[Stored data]

-----

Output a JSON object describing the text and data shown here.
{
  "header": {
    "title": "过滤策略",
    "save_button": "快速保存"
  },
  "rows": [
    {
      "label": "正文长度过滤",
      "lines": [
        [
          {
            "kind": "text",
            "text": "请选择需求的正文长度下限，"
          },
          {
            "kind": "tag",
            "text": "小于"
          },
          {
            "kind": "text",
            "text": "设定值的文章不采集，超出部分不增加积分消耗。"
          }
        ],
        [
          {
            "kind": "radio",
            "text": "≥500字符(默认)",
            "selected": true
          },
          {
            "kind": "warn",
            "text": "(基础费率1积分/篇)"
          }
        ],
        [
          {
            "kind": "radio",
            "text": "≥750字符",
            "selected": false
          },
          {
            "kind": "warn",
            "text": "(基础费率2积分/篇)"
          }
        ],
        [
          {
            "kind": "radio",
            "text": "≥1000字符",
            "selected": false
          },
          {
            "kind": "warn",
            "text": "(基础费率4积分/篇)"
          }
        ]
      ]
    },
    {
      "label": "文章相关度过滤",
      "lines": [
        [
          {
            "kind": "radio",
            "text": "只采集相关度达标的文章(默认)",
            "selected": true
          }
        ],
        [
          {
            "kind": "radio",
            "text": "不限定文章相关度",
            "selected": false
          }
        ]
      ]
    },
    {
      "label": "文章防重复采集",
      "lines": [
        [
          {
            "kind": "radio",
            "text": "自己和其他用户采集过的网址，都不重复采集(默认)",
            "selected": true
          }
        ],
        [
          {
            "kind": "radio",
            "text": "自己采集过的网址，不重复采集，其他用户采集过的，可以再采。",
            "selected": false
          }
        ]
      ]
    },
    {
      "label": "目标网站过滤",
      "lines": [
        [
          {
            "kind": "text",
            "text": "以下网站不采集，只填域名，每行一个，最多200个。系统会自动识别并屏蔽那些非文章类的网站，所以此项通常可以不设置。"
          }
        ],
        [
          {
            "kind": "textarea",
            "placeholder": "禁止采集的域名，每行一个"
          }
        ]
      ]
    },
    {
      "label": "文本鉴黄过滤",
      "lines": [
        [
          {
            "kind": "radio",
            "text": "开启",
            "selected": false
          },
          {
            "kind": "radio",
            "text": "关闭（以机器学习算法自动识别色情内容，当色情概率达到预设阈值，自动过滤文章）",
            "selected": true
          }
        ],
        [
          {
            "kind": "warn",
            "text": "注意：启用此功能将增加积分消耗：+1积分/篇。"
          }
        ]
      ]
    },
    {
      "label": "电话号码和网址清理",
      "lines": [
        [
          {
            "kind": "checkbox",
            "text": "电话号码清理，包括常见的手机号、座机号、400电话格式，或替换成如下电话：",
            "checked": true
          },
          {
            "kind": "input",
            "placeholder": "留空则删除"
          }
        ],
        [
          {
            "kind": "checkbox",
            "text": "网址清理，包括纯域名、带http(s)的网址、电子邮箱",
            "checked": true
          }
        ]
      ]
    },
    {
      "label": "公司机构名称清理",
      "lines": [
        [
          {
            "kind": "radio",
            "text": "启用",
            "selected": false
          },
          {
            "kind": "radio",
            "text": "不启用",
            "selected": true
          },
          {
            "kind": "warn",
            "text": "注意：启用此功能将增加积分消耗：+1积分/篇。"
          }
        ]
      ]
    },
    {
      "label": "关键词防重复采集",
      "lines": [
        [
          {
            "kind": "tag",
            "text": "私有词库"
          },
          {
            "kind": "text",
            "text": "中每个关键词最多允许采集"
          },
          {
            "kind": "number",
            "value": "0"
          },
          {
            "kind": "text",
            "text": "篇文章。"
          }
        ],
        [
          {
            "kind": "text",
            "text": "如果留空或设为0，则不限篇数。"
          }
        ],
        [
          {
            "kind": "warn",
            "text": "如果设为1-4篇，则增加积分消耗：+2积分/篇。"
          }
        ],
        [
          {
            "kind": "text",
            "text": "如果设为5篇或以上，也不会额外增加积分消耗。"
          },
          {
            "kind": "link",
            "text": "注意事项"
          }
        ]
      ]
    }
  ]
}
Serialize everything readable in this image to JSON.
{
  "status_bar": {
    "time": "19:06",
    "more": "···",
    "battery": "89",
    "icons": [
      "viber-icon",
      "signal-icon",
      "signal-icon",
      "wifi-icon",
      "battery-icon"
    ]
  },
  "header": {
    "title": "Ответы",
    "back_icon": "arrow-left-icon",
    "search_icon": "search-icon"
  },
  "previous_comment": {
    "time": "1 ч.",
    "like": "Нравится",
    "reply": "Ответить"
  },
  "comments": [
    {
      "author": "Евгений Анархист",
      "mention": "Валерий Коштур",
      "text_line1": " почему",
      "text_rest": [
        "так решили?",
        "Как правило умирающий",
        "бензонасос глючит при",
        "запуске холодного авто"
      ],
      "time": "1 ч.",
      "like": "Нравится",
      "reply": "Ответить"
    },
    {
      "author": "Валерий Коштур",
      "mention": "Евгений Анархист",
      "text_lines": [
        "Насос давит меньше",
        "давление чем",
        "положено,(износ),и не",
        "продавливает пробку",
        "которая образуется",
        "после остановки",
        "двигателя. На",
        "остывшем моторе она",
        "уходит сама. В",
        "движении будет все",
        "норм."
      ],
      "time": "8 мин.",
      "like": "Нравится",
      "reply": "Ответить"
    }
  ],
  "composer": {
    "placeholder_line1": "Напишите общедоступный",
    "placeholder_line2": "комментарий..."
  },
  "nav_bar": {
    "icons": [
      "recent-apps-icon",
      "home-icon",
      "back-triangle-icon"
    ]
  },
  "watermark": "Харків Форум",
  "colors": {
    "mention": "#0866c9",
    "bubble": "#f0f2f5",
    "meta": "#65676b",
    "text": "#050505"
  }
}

-----

Which lines contain the word "Евгений"? Return each of them.

FINAL ANSWER —
      "author": "Евгений Анархист",
      "mention": "Евгений Анархист",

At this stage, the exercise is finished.